EXERCISE DESCRIPTION:
Copy out everything in the entries from the line containing "peak-marker-label: 4 — [850, 227, 856, 239]" down to the line containing "legend-label: AV Detector", keeping every character unchanged and including both of those lines.

DATA EXCERPTS:

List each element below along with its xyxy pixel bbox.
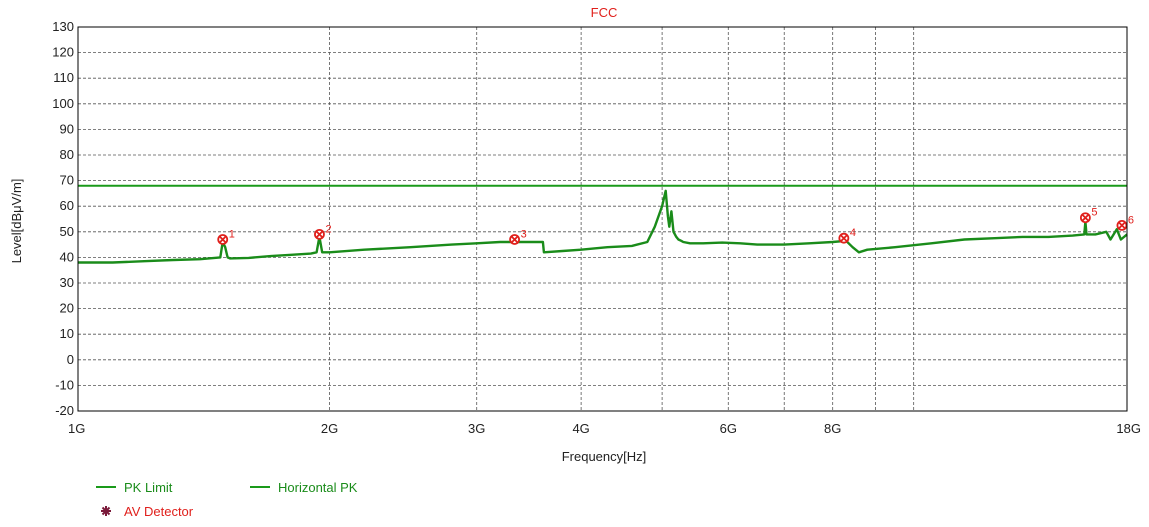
peak-marker-label: 4 — [850, 227, 856, 239]
peak-marker-cross — [219, 235, 227, 244]
peak-marker-6: 6 — [1116, 214, 1134, 231]
y-tick-label: 10 — [60, 326, 74, 341]
legend: PK Limit Horizontal PK AV Detector — [96, 480, 358, 519]
plot-frame — [77, 26, 1128, 412]
y-tick-label: 90 — [60, 121, 74, 136]
y-tick-label: 110 — [53, 70, 74, 85]
legend-label: AV Detector — [124, 504, 194, 519]
legend-star-icon — [101, 506, 111, 516]
x-tick-label: 2G — [321, 421, 338, 436]
y-tick-label: -20 — [55, 403, 74, 418]
legend-item-pk-limit: PK Limit — [96, 480, 173, 495]
y-tick-label: 40 — [60, 249, 74, 264]
y-tick-label: 80 — [60, 147, 74, 162]
x-tick-label: 8G — [824, 421, 841, 436]
y-axis-label: Level[dBμV/m] — [9, 179, 24, 264]
x-tick-label: 3G — [468, 421, 485, 436]
peak-marker-label: 1 — [229, 228, 235, 240]
peak-marker-cross — [1081, 214, 1090, 222]
peak-marker-cross — [840, 234, 848, 242]
y-tick-label: 60 — [60, 198, 74, 213]
peak-marker-label: 5 — [1091, 207, 1097, 219]
x-tick-label: 4G — [572, 421, 589, 436]
peak-marker-cross — [510, 235, 519, 244]
y-tick-label: 30 — [60, 275, 74, 290]
y-tick-label: 120 — [52, 45, 74, 60]
legend-item-av-detector: AV Detector — [101, 504, 194, 519]
x-tick-label: 6G — [720, 421, 737, 436]
x-tick-label: 1G — [68, 421, 85, 436]
y-tick-label: 0 — [67, 352, 74, 367]
peak-marker-label: 3 — [521, 228, 527, 240]
peak-marker-5: 5 — [1079, 207, 1098, 224]
legend-item-horizontal-pk: Horizontal PK — [250, 480, 358, 495]
legend-label: PK Limit — [124, 480, 173, 495]
peak-marker-label: 6 — [1128, 214, 1134, 226]
y-tick-label: 70 — [60, 173, 74, 188]
x-tick-label: 18G — [1116, 421, 1141, 436]
grid — [78, 27, 1127, 411]
peak-marker-2: 2 — [314, 223, 332, 240]
horizontal-pk-trace — [78, 189, 1128, 264]
y-tick-labels: -20 -10 0 10 20 30 40 50 60 70 80 90 100 110 120 130 — [52, 19, 74, 418]
y-tick-label: 130 — [52, 19, 74, 34]
peak-marker-3: 3 — [509, 228, 527, 245]
x-axis-label: Frequency[Hz] — [562, 449, 647, 464]
legend-label: Horizontal PK — [278, 480, 358, 495]
plot-layer: 1 2 3 4 5 6 — [78, 184, 1134, 264]
y-tick-label: 20 — [60, 301, 74, 316]
y-tick-label: 50 — [60, 224, 74, 239]
chart-title: FCC — [591, 5, 618, 20]
peak-marker-cross — [1118, 221, 1126, 230]
peak-marker-label: 2 — [325, 223, 331, 235]
y-tick-label: 100 — [52, 96, 74, 111]
peak-marker-cross — [315, 230, 324, 238]
peak-marker-1: 1 — [217, 228, 235, 245]
x-tick-labels: 1G 2G 3G 4G 6G 8G 18G — [68, 421, 1141, 436]
y-tick-label: -10 — [55, 377, 74, 392]
peak-marker-4: 4 — [838, 227, 856, 244]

RESPONSE TO THE EXERCISE:
peak-marker-label: 4 — [850, 227, 856, 239]
peak-marker-cross — [219, 235, 227, 244]
peak-marker-6: 6 — [1116, 214, 1134, 231]
y-tick-label: 10 — [60, 326, 74, 341]
legend: PK Limit Horizontal PK AV Detector — [96, 480, 358, 519]
plot-frame — [77, 26, 1128, 412]
y-tick-label: 90 — [60, 121, 74, 136]
y-tick-label: 110 — [53, 70, 74, 85]
legend-label: AV Detector — [124, 504, 194, 519]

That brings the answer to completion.